* begin Record extracts *

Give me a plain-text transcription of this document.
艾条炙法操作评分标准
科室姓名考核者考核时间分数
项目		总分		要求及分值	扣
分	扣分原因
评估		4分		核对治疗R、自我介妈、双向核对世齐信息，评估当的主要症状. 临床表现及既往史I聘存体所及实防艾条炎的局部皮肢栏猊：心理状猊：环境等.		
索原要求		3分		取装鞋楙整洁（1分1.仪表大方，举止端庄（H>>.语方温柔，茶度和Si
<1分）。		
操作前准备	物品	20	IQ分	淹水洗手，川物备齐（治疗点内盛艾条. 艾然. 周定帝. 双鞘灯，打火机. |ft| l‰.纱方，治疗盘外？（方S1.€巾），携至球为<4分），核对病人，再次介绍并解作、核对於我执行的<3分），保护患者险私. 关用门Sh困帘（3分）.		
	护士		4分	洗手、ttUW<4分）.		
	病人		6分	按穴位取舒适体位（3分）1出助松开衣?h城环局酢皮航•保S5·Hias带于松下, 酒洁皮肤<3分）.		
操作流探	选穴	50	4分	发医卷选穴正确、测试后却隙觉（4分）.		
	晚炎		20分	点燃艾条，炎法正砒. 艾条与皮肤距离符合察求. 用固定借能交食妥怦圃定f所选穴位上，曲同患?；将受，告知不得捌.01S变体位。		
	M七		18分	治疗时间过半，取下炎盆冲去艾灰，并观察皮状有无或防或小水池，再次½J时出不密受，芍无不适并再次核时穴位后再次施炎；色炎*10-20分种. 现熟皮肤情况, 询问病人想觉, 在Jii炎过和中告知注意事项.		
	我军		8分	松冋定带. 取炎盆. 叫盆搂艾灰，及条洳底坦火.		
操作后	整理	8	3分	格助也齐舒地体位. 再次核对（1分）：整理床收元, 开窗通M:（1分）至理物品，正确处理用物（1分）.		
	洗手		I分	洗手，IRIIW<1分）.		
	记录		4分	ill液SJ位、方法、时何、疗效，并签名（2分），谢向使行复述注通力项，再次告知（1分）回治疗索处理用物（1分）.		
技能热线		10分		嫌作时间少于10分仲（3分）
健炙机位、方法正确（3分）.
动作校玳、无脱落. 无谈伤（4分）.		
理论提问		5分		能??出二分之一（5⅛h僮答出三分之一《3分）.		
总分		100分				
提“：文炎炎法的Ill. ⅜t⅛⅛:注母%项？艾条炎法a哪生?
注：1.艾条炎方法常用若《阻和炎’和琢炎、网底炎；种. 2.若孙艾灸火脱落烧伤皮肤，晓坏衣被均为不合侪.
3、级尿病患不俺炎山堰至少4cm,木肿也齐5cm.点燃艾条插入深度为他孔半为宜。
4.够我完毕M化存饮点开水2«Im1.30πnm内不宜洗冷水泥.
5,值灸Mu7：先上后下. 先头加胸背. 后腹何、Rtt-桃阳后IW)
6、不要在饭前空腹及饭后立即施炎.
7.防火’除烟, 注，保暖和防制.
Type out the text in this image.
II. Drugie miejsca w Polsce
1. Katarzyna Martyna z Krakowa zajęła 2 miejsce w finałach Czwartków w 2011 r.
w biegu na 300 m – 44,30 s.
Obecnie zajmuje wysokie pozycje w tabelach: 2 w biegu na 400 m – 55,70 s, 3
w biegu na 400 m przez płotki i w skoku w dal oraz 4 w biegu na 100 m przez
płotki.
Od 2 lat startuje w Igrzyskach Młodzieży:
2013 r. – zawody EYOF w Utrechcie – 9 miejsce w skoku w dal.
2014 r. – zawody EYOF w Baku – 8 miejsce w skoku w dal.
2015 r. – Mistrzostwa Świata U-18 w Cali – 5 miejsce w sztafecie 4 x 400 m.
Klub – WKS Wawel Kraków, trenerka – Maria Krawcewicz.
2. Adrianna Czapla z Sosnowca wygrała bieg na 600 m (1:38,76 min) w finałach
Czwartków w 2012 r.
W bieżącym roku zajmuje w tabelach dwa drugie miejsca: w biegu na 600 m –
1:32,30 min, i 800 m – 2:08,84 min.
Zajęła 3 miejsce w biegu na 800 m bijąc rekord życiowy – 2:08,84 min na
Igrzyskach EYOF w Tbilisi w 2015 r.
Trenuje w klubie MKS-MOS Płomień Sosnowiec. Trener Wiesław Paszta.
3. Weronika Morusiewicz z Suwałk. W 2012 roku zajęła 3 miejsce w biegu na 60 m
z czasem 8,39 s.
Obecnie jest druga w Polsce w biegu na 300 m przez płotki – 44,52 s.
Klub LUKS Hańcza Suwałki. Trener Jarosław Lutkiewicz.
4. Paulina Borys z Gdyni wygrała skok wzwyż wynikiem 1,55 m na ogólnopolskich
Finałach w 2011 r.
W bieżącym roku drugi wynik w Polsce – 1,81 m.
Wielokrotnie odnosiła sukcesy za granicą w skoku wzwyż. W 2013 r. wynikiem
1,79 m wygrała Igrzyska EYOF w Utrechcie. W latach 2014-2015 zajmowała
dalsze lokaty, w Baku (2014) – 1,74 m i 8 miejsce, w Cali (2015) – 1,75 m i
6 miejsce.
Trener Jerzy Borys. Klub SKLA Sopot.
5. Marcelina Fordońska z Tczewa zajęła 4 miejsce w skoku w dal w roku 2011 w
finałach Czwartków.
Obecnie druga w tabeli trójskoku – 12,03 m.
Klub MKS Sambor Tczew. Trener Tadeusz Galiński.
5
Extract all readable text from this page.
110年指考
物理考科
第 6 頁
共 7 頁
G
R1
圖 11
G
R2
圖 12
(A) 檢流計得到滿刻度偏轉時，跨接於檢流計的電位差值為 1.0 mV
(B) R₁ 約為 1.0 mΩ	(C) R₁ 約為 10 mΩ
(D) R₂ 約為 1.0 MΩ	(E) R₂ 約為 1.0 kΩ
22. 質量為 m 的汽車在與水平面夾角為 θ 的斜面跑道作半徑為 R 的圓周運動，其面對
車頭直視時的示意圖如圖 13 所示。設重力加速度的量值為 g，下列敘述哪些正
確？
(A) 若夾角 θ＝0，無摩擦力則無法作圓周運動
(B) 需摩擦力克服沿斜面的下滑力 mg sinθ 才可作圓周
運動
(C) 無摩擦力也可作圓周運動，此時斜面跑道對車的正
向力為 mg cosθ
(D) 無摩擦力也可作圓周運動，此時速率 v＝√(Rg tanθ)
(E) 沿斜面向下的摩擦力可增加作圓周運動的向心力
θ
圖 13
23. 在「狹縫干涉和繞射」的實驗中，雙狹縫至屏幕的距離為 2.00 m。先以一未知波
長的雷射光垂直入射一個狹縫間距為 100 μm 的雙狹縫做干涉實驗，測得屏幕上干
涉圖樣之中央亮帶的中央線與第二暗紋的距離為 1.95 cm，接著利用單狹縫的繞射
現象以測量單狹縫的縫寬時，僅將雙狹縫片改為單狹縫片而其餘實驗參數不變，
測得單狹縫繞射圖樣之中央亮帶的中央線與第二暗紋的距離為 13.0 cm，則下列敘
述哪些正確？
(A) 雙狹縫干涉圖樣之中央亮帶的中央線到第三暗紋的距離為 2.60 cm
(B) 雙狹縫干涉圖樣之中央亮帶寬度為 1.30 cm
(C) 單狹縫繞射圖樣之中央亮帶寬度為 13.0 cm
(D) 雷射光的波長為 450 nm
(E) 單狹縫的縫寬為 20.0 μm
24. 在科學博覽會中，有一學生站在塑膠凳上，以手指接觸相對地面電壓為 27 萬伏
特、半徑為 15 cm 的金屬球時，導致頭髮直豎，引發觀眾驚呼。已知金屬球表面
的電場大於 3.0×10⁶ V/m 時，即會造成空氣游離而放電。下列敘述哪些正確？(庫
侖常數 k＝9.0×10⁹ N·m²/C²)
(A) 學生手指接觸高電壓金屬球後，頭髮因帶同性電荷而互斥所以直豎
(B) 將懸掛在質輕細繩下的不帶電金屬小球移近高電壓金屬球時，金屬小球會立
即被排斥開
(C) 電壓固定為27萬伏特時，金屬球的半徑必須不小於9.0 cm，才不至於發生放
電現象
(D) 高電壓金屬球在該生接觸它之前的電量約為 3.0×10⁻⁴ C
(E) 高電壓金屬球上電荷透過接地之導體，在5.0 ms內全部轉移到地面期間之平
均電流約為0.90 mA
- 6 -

* end Record extracts *

▸ Written problem
Write out again, unchanged, every line from the line containing "Extract all readable text from this page." to the final line of the material above.

▸ Exercise result
Extract all readable text from this page.
110年指考
物理考科
第 6 頁
共 7 頁
G
R1
圖 11
G
R2
圖 12
(A) 檢流計得到滿刻度偏轉時，跨接於檢流計的電位差值為 1.0 mV
(B) R₁ 約為 1.0 mΩ	(C) R₁ 約為 10 mΩ
(D) R₂ 約為 1.0 MΩ	(E) R₂ 約為 1.0 kΩ
22. 質量為 m 的汽車在與水平面夾角為 θ 的斜面跑道作半徑為 R 的圓周運動，其面對
車頭直視時的示意圖如圖 13 所示。設重力加速度的量值為 g，下列敘述哪些正
確？
(A) 若夾角 θ＝0，無摩擦力則無法作圓周運動
(B) 需摩擦力克服沿斜面的下滑力 mg sinθ 才可作圓周
運動
(C) 無摩擦力也可作圓周運動，此時斜面跑道對車的正
向力為 mg cosθ
(D) 無摩擦力也可作圓周運動，此時速率 v＝√(Rg tanθ)
(E) 沿斜面向下的摩擦力可增加作圓周運動的向心力
θ
圖 13
23. 在「狹縫干涉和繞射」的實驗中，雙狹縫至屏幕的距離為 2.00 m。先以一未知波
長的雷射光垂直入射一個狹縫間距為 100 μm 的雙狹縫做干涉實驗，測得屏幕上干
涉圖樣之中央亮帶的中央線與第二暗紋的距離為 1.95 cm，接著利用單狹縫的繞射
現象以測量單狹縫的縫寬時，僅將雙狹縫片改為單狹縫片而其餘實驗參數不變，
測得單狹縫繞射圖樣之中央亮帶的中央線與第二暗紋的距離為 13.0 cm，則下列敘
述哪些正確？
(A) 雙狹縫干涉圖樣之中央亮帶的中央線到第三暗紋的距離為 2.60 cm
(B) 雙狹縫干涉圖樣之中央亮帶寬度為 1.30 cm
(C) 單狹縫繞射圖樣之中央亮帶寬度為 13.0 cm
(D) 雷射光的波長為 450 nm
(E) 單狹縫的縫寬為 20.0 μm
24. 在科學博覽會中，有一學生站在塑膠凳上，以手指接觸相對地面電壓為 27 萬伏
特、半徑為 15 cm 的金屬球時，導致頭髮直豎，引發觀眾驚呼。已知金屬球表面
的電場大於 3.0×10⁶ V/m 時，即會造成空氣游離而放電。下列敘述哪些正確？(庫
侖常數 k＝9.0×10⁹ N·m²/C²)
(A) 學生手指接觸高電壓金屬球後，頭髮因帶同性電荷而互斥所以直豎
(B) 將懸掛在質輕細繩下的不帶電金屬小球移近高電壓金屬球時，金屬小球會立
即被排斥開
(C) 電壓固定為27萬伏特時，金屬球的半徑必須不小於9.0 cm，才不至於發生放
電現象
(D) 高電壓金屬球在該生接觸它之前的電量約為 3.0×10⁻⁴ C
(E) 高電壓金屬球上電荷透過接地之導體，在5.0 ms內全部轉移到地面期間之平
均電流約為0.90 mA
- 6 -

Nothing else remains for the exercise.